* **Goal**
Please write out the material that follows, exactly as it stands.

Stored data entries:
________
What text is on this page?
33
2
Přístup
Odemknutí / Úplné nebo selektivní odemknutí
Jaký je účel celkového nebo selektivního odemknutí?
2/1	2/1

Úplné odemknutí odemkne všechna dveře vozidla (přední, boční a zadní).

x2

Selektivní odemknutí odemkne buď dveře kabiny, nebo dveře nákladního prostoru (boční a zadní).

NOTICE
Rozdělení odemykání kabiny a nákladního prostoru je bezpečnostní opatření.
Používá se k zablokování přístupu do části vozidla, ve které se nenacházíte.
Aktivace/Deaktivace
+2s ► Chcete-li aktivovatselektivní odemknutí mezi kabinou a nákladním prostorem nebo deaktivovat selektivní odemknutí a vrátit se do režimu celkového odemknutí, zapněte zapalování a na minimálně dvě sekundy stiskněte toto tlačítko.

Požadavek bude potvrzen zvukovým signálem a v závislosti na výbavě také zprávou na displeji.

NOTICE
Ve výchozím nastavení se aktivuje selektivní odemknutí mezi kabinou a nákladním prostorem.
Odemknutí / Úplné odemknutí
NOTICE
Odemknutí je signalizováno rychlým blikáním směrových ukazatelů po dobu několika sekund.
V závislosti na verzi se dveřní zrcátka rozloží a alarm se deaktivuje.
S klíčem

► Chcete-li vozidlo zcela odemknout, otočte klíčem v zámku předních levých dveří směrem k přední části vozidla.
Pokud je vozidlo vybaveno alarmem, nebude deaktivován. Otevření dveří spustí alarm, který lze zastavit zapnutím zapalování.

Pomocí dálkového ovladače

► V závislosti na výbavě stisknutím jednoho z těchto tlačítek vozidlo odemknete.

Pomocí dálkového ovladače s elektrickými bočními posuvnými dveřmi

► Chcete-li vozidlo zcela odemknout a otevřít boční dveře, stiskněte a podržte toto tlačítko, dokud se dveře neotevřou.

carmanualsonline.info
________
* **Full solution**
What text is on this page?
33
2
Přístup
Odemknutí / Úplné nebo selektivní odemknutí
Jaký je účel celkového nebo selektivního odemknutí?
2/1	2/1

Úplné odemknutí odemkne všechna dveře vozidla (přední, boční a zadní).

x2

Selektivní odemknutí odemkne buď dveře kabiny, nebo dveře nákladního prostoru (boční a zadní).

NOTICE
Rozdělení odemykání kabiny a nákladního prostoru je bezpečnostní opatření.
Používá se k zablokování přístupu do části vozidla, ve které se nenacházíte.
Aktivace/Deaktivace
+2s ► Chcete-li aktivovatselektivní odemknutí mezi kabinou a nákladním prostorem nebo deaktivovat selektivní odemknutí a vrátit se do režimu celkového odemknutí, zapněte zapalování a na minimálně dvě sekundy stiskněte toto tlačítko.

Požadavek bude potvrzen zvukovým signálem a v závislosti na výbavě také zprávou na displeji.

NOTICE
Ve výchozím nastavení se aktivuje selektivní odemknutí mezi kabinou a nákladním prostorem.
Odemknutí / Úplné odemknutí
NOTICE
Odemknutí je signalizováno rychlým blikáním směrových ukazatelů po dobu několika sekund.
V závislosti na verzi se dveřní zrcátka rozloží a alarm se deaktivuje.
S klíčem

► Chcete-li vozidlo zcela odemknout, otočte klíčem v zámku předních levých dveří směrem k přední části vozidla.
Pokud je vozidlo vybaveno alarmem, nebude deaktivován. Otevření dveří spustí alarm, který lze zastavit zapnutím zapalování.

Pomocí dálkového ovladače

► V závislosti na výbavě stisknutím jednoho z těchto tlačítek vozidlo odemknete.

Pomocí dálkového ovladače s elektrickými bočními posuvnými dveřmi

► Chcete-li vozidlo zcela odemknout a otevřít boční dveře, stiskněte a podržte toto tlačítko, dokud se dveře neotevřou.

carmanualsonline.info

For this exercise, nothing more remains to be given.